■ Objective: Output all lines exactly.

■ Given entries:

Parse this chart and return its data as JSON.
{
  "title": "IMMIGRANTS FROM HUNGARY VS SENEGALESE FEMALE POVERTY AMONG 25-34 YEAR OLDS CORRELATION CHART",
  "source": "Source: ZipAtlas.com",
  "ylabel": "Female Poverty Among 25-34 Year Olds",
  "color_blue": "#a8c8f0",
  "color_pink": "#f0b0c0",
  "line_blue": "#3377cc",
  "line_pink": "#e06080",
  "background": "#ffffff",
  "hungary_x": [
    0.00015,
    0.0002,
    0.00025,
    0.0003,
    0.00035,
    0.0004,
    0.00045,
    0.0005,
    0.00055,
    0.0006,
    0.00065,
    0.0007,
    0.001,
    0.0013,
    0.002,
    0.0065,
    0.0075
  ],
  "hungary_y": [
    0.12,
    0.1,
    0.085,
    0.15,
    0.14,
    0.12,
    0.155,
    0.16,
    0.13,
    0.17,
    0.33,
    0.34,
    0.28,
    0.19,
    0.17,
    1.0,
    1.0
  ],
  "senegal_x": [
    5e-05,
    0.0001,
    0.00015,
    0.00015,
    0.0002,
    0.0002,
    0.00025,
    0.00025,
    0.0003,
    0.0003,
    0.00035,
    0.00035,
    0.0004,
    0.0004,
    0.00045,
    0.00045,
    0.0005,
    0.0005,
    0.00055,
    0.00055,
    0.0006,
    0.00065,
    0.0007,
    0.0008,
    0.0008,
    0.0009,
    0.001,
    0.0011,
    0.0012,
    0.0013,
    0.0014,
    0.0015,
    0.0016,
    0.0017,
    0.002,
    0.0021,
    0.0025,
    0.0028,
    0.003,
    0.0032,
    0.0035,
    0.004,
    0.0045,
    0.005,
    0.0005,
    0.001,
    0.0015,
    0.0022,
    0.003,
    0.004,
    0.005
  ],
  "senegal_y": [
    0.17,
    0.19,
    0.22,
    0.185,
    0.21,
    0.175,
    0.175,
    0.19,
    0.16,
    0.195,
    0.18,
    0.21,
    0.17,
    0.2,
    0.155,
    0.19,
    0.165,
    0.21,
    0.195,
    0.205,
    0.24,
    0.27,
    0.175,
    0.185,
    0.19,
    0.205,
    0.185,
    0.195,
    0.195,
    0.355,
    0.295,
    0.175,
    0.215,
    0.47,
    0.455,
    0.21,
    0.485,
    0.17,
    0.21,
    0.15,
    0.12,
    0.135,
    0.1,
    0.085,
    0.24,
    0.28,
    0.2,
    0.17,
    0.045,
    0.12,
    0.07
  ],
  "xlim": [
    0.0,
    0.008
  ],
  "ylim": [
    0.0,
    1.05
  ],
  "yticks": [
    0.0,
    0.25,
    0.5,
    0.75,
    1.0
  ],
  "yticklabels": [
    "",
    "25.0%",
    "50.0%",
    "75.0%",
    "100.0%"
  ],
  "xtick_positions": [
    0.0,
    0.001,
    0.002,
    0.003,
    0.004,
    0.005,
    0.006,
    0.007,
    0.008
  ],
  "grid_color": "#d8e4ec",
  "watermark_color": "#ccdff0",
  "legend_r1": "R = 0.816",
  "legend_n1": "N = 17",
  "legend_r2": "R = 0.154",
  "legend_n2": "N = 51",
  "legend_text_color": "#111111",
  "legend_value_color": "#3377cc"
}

■ Response for this exercise:
Parse this chart and return its data as JSON.
{
  "title": "IMMIGRANTS FROM HUNGARY VS SENEGALESE FEMALE POVERTY AMONG 25-34 YEAR OLDS CORRELATION CHART",
  "source": "Source: ZipAtlas.com",
  "ylabel": "Female Poverty Among 25-34 Year Olds",
  "color_blue": "#a8c8f0",
  "color_pink": "#f0b0c0",
  "line_blue": "#3377cc",
  "line_pink": "#e06080",
  "background": "#ffffff",
  "hungary_x": [
    0.00015,
    0.0002,
    0.00025,
    0.0003,
    0.00035,
    0.0004,
    0.00045,
    0.0005,
    0.00055,
    0.0006,
    0.00065,
    0.0007,
    0.001,
    0.0013,
    0.002,
    0.0065,
    0.0075
  ],
  "hungary_y": [
    0.12,
    0.1,
    0.085,
    0.15,
    0.14,
    0.12,
    0.155,
    0.16,
    0.13,
    0.17,
    0.33,
    0.34,
    0.28,
    0.19,
    0.17,
    1.0,
    1.0
  ],
  "senegal_x": [
    5e-05,
    0.0001,
    0.00015,
    0.00015,
    0.0002,
    0.0002,
    0.00025,
    0.00025,
    0.0003,
    0.0003,
    0.00035,
    0.00035,
    0.0004,
    0.0004,
    0.00045,
    0.00045,
    0.0005,
    0.0005,
    0.00055,
    0.00055,
    0.0006,
    0.00065,
    0.0007,
    0.0008,
    0.0008,
    0.0009,
    0.001,
    0.0011,
    0.0012,
    0.0013,
    0.0014,
    0.0015,
    0.0016,
    0.0017,
    0.002,
    0.0021,
    0.0025,
    0.0028,
    0.003,
    0.0032,
    0.0035,
    0.004,
    0.0045,
    0.005,
    0.0005,
    0.001,
    0.0015,
    0.0022,
    0.003,
    0.004,
    0.005
  ],
  "senegal_y": [
    0.17,
    0.19,
    0.22,
    0.185,
    0.21,
    0.175,
    0.175,
    0.19,
    0.16,
    0.195,
    0.18,
    0.21,
    0.17,
    0.2,
    0.155,
    0.19,
    0.165,
    0.21,
    0.195,
    0.205,
    0.24,
    0.27,
    0.175,
    0.185,
    0.19,
    0.205,
    0.185,
    0.195,
    0.195,
    0.355,
    0.295,
    0.175,
    0.215,
    0.47,
    0.455,
    0.21,
    0.485,
    0.17,
    0.21,
    0.15,
    0.12,
    0.135,
    0.1,
    0.085,
    0.24,
    0.28,
    0.2,
    0.17,
    0.045,
    0.12,
    0.07
  ],
  "xlim": [
    0.0,
    0.008
  ],
  "ylim": [
    0.0,
    1.05
  ],
  "yticks": [
    0.0,
    0.25,
    0.5,
    0.75,
    1.0
  ],
  "yticklabels": [
    "",
    "25.0%",
    "50.0%",
    "75.0%",
    "100.0%"
  ],
  "xtick_positions": [
    0.0,
    0.001,
    0.002,
    0.003,
    0.004,
    0.005,
    0.006,
    0.007,
    0.008
  ],
  "grid_color": "#d8e4ec",
  "watermark_color": "#ccdff0",
  "legend_r1": "R = 0.816",
  "legend_n1": "N = 17",
  "legend_r2": "R = 0.154",
  "legend_n2": "N = 51",
  "legend_text_color": "#111111",
  "legend_value_color": "#3377cc"
}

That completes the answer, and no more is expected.